Miscarriage
is a killing frost that drives a woman in on herself. It pushes her life into
her roots, deep into private soils. It drives her into isolated darkness,
wherein she meets and is measured by all that she has ever trusted, all that she
has ever loved.
Miscarriage stands each woman apart on her own small patch of earth to grapple the
brambles of death. It bids her to bleed alone; there is no other way. It bids
her to cry alone, and to mourn alone. It traps her alone in a tomb of confusion
and doubt, pain and anger, circumstance and superstition.
Miscarriage
rends asunder, but Christ is risen from the dead. He is close to His daughters,
much closer than death. He breathes upon them a Spirit of Life which cannot ever die
and which cannot be driven down by the cold. He pours healing wine into their
wounds and places into their mouths His Flesh, whereby He joins Himself to them
in their very bones. And in His Church, He gives His daughters unto each other,
that they might carry their burdens together. Alone in space, each is never
alone in Him.

....

■ **List of tasks**:
1 > Print the part of the miscarriage reflection from "Miscarriage stands each" to "circumstance and superstition.".
2 > Answer these about the reflection on miscarriage, one line each:
(a) What does the first sentence call miscarriage?
(b) What does Christ pour into the wounds of His daughters?
(c) In His Church, to whom does He give His daughters?
3 > Go on with the reflection on miscarriage, picking up after its final sentence.

■ **Dataset extract**:
....

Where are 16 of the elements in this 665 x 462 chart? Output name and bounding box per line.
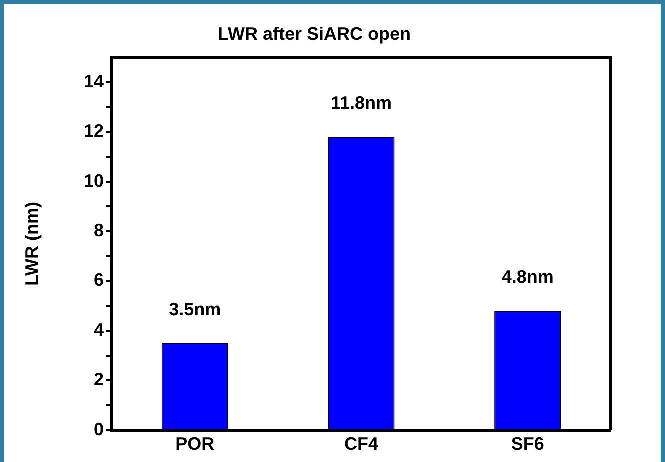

....

■ **Outputs**:
1 >
Miscarriage stands each woman apart on her own small patch of earth to grapple the
brambles of death. It bids her to bleed alone; there is no other way. It bids
her to cry alone, and to mourn alone. It traps her alone in a tomb of confusion
and doubt, pain and anger, circumstance and superstition.

2 >
(a) A killing frost that drives a woman in on herself.
(b) Healing wine.
(c) To each other, so that they might carry their burdens together.

3 >
Sisters, it is dark where you stand, and so very terribly cold. But you are not
alone. The morning comes which brings with it His blessed Eucharist,
whereby we, His daughters, stand together and cry in our misery before Him who
regards us so tenderly. And in the Morning (the signs abound!) we will each be
called forth by name, never again to be alone in the tomb. And our children will
be returned to our arms. And these tears, stored by God in His bottle, will be found
credited to our accounts, already overfull with the merits of Christ Jesus our
savior.
How long, oh,
Lord? How long?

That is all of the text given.